## EXERCISE INPUTS
────

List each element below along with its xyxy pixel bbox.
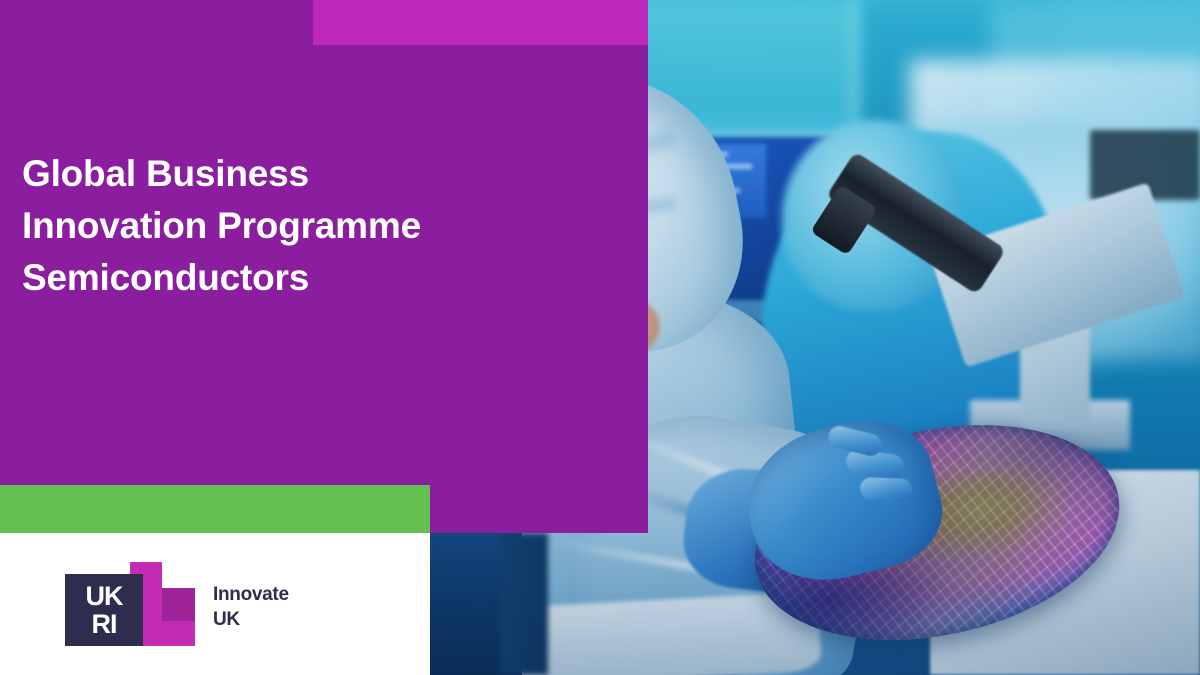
- magenta-accent-band: [313, 0, 648, 45]
- banner-canvas: Global Business Innovation Programme Sem…: [0, 0, 1200, 675]
- ukri-letters-top: UK: [86, 582, 123, 610]
- ukri-lettering: UK RI: [65, 574, 143, 646]
- page-title: Global Business Innovation Programme Sem…: [22, 148, 622, 304]
- innovate-uk-logo[interactable]: UK RI Innovate UK: [65, 562, 315, 646]
- glove-finger: [860, 477, 913, 501]
- logo-pink-block-dark: [162, 588, 195, 621]
- green-accent-band: [0, 485, 430, 533]
- wordmark-line-2: UK: [213, 607, 289, 632]
- title-line-3: Semiconductors: [22, 252, 622, 304]
- title-line-1: Global Business: [22, 148, 622, 200]
- innovate-uk-wordmark: Innovate UK: [213, 582, 289, 632]
- ukri-logo-mark: UK RI: [65, 562, 195, 646]
- wordmark-line-1: Innovate: [213, 582, 289, 607]
- purple-top-left-block: [0, 0, 313, 45]
- photo-dark-left-edge-blend: [500, 533, 548, 675]
- title-line-2: Innovation Programme: [22, 200, 622, 252]
- ukri-letters-bottom: RI: [92, 610, 117, 638]
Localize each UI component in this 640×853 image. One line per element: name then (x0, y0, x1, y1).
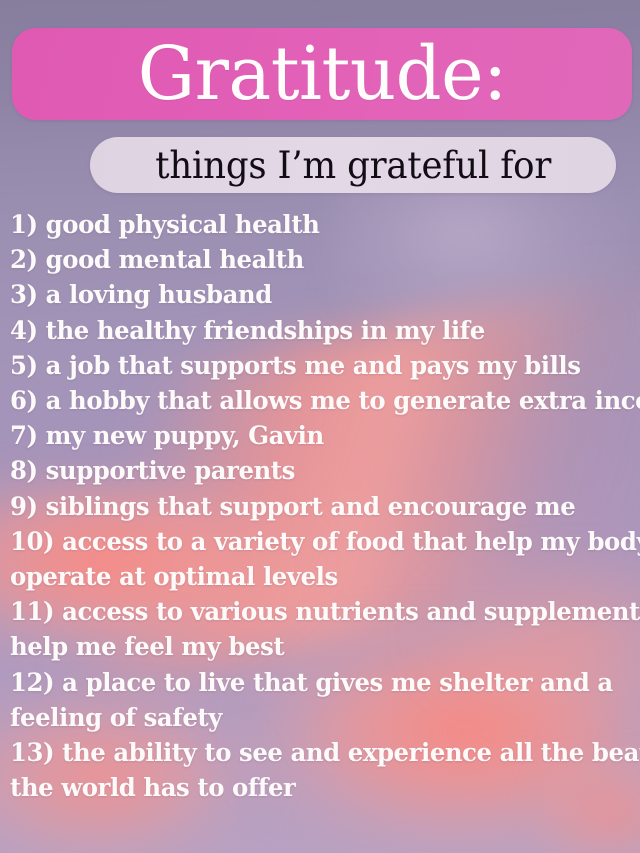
gratitude-list: 1) good physical health 2) good mental h… (10, 208, 634, 806)
list-item: 7) my new puppy, Gavin (10, 419, 606, 454)
title-banner: Gratitude: (12, 28, 632, 120)
list-item: 6) a hobby that allows me to generate ex… (10, 384, 606, 419)
list-item: 11) access to various nutrients and supp… (10, 595, 606, 630)
list-item: 9) siblings that support and encourage m… (10, 490, 606, 525)
list-item: 10) access to a variety of food that hel… (10, 525, 606, 560)
list-item: 2) good mental health (10, 243, 606, 278)
list-item-continuation: operate at optimal levels (10, 560, 606, 595)
page-title: Gratitude: (137, 37, 506, 111)
list-item: 1) good physical health (10, 208, 606, 243)
list-item: 13) the ability to see and experience al… (10, 736, 606, 771)
list-item: 12) a place to live that gives me shelte… (10, 666, 606, 701)
list-item-continuation: help me feel my best (10, 630, 606, 665)
list-item: 5) a job that supports me and pays my bi… (10, 349, 606, 384)
list-item-continuation: feeling of safety (10, 701, 606, 736)
subtitle-banner: things I’m grateful for (90, 137, 616, 193)
list-item: 8) supportive parents (10, 454, 606, 489)
list-item: 4) the healthy friendships in my life (10, 314, 606, 349)
gratitude-poster: Gratitude: things I’m grateful for 1) go… (0, 0, 640, 853)
page-subtitle: things I’m grateful for (155, 147, 551, 184)
list-item: 3) a loving husband (10, 278, 606, 313)
list-item-continuation: the world has to offer (10, 771, 606, 806)
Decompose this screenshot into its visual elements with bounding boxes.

────

## THE REQUEST
Return every line of the records above exactly as it appears, from the first record through the last. Leave out the pictures.

## THE REPLY
List each element below along with its xyxy pixel bbox.
- magenta-accent-band: [313, 0, 648, 45]
- banner-canvas: Global Business Innovation Programme Sem…: [0, 0, 1200, 675]
- ukri-letters-top: UK: [86, 582, 123, 610]
- ukri-lettering: UK RI: [65, 574, 143, 646]
- page-title: Global Business Innovation Programme Sem…: [22, 148, 622, 304]
- innovate-uk-logo[interactable]: UK RI Innovate UK: [65, 562, 315, 646]
- glove-finger: [860, 477, 913, 501]
- logo-pink-block-dark: [162, 588, 195, 621]
- green-accent-band: [0, 485, 430, 533]
- wordmark-line-2: UK: [213, 607, 289, 632]
- title-line-3: Semiconductors: [22, 252, 622, 304]
- title-line-1: Global Business: [22, 148, 622, 200]
- innovate-uk-wordmark: Innovate UK: [213, 582, 289, 632]
- ukri-logo-mark: UK RI: [65, 562, 195, 646]
- wordmark-line-1: Innovate: [213, 582, 289, 607]
- purple-top-left-block: [0, 0, 313, 45]
- photo-dark-left-edge-blend: [500, 533, 548, 675]
- title-line-2: Innovation Programme: [22, 200, 622, 252]
- ukri-letters-bottom: RI: [92, 610, 117, 638]
Localize each UI component in this 640×853 image. One line per element: name then (x0, y0, x1, y1).
gratitude-list: 1) good physical health 2) good mental h… (10, 208, 634, 806)
list-item: 7) my new puppy, Gavin (10, 419, 606, 454)
title-banner: Gratitude: (12, 28, 632, 120)
list-item: 6) a hobby that allows me to generate ex… (10, 384, 606, 419)
list-item: 11) access to various nutrients and supp… (10, 595, 606, 630)
list-item: 9) siblings that support and encourage m… (10, 490, 606, 525)
list-item: 10) access to a variety of food that hel… (10, 525, 606, 560)
list-item: 2) good mental health (10, 243, 606, 278)
list-item-continuation: operate at optimal levels (10, 560, 606, 595)
page-title: Gratitude: (137, 37, 506, 111)
list-item: 1) good physical health (10, 208, 606, 243)
list-item: 13) the ability to see and experience al… (10, 736, 606, 771)
list-item: 12) a place to live that gives me shelte… (10, 666, 606, 701)
list-item-continuation: help me feel my best (10, 630, 606, 665)
list-item: 5) a job that supports me and pays my bi… (10, 349, 606, 384)
list-item-continuation: feeling of safety (10, 701, 606, 736)
subtitle-banner: things I’m grateful for (90, 137, 616, 193)
list-item: 8) supportive parents (10, 454, 606, 489)
list-item: 4) the healthy friendships in my life (10, 314, 606, 349)
gratitude-poster: Gratitude: things I’m grateful for 1) go… (0, 0, 640, 853)
page-subtitle: things I’m grateful for (155, 147, 551, 184)
list-item: 3) a loving husband (10, 278, 606, 313)
list-item-continuation: the world has to offer (10, 771, 606, 806)
Decompose this screenshot into its visual elements with bounding boxes.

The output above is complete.